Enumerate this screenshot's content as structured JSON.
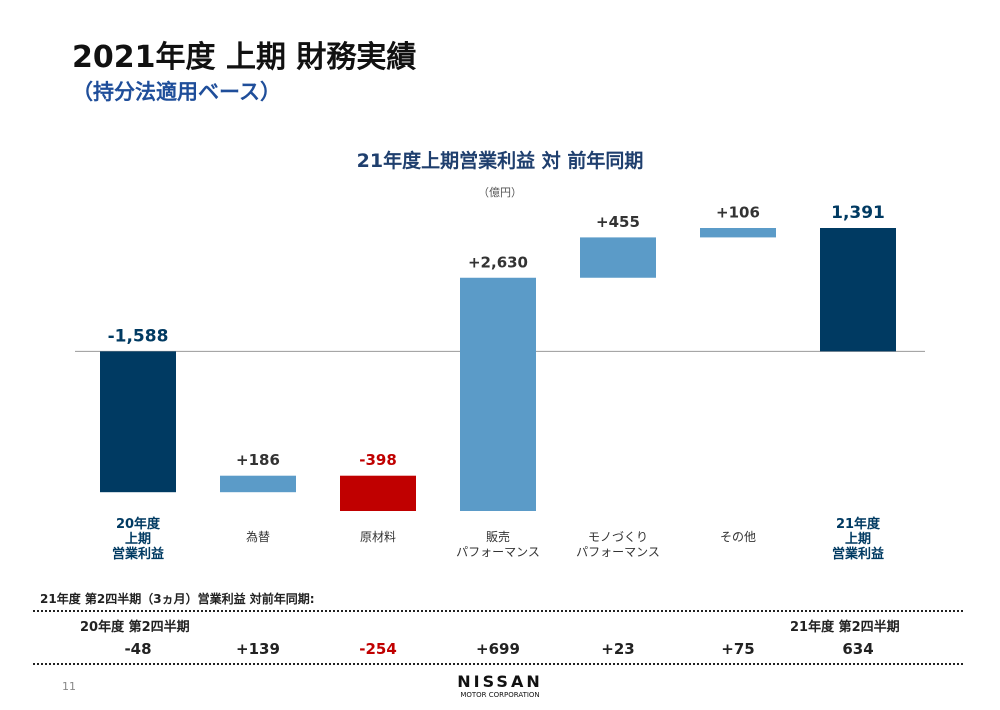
{
  "page": {
    "title": "2021年度 上期 財務実績",
    "subtitle": "（持分法適用ベース）",
    "page_number": "11",
    "logo": "NISSAN",
    "logo_sub": "MOTOR CORPORATION"
  },
  "chart_data": {
    "type": "waterfall",
    "title": "21年度上期営業利益 対 前年同期",
    "unit": "（億円）",
    "categories": [
      "20年度\n上期\n営業利益",
      "為替",
      "原材料",
      "販売\nパフォーマンス",
      "モノづくり\nパフォーマンス",
      "その他",
      "21年度\n上期\n営業利益"
    ],
    "values": [
      -1588,
      186,
      -398,
      2630,
      455,
      106,
      1391
    ],
    "value_labels": [
      "-1,588",
      "+186",
      "-398",
      "+2,630",
      "+455",
      "+106",
      "1,391"
    ],
    "measure": [
      "absolute",
      "relative",
      "relative",
      "relative",
      "relative",
      "relative",
      "total"
    ],
    "colors": [
      "#003a62",
      "#5b9bc8",
      "#c00000",
      "#5b9bc8",
      "#5b9bc8",
      "#5b9bc8",
      "#003a62"
    ]
  },
  "q2": {
    "title": "21年度 第2四半期（3ヵ月）営業利益 対前年同期:",
    "start_label": "20年度 第2四半期",
    "end_label": "21年度 第2四半期",
    "values": [
      "-48",
      "+139",
      "-254",
      "+699",
      "+23",
      "+75",
      "634"
    ]
  }
}
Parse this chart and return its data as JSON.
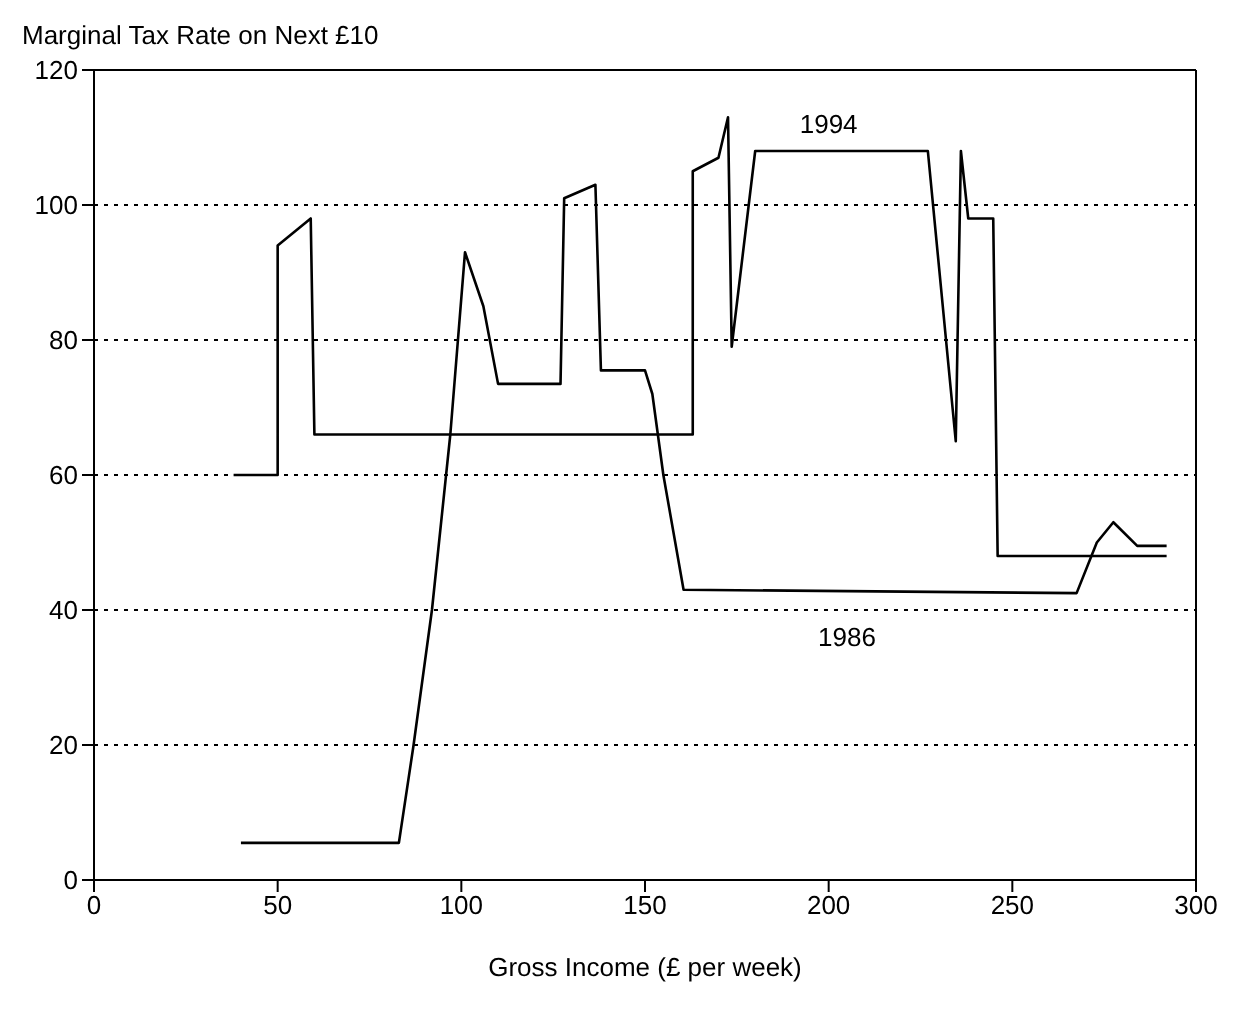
{
  "chart_data": {
    "type": "line",
    "ylabel": "Marginal Tax Rate on Next £10",
    "xlabel": "Gross Income (£ per week)",
    "xlim": [
      0,
      300
    ],
    "xticks": [
      0,
      50,
      100,
      150,
      200,
      250,
      300
    ],
    "ylim": [
      0,
      120
    ],
    "yticks": [
      0,
      20,
      40,
      60,
      80,
      100,
      120
    ],
    "grid": "y",
    "legend": false,
    "marker": "none",
    "line_style": "solid",
    "series": [
      {
        "name": "1994",
        "color": "#000000",
        "x": [
          38,
          50,
          50,
          59,
          60,
          163,
          163,
          170,
          172.6,
          173.6,
          180,
          227,
          234.6,
          236,
          238,
          244.8,
          246,
          292
        ],
        "values": [
          60,
          60,
          94,
          98,
          66,
          66,
          105,
          107,
          113,
          79,
          108,
          108,
          65,
          108,
          98,
          98,
          48,
          48
        ]
      },
      {
        "name": "1986",
        "color": "#000000",
        "x": [
          40,
          83,
          87,
          92,
          97,
          101,
          106,
          110,
          127,
          128,
          136.5,
          138,
          150,
          152,
          155,
          160.5,
          267.5,
          273,
          277.5,
          284,
          292
        ],
        "values": [
          5.5,
          5.5,
          20,
          40,
          66,
          93,
          85,
          73.5,
          73.5,
          101,
          103,
          75.5,
          75.5,
          72,
          60,
          43,
          42.5,
          50,
          53,
          49.5,
          49.5
        ]
      }
    ]
  }
}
========
=== TASK STATEMENT ===
In the data above, tally the lines holding "JSON" and answer with the figure only.

=== OUTPUT BELOW ===
2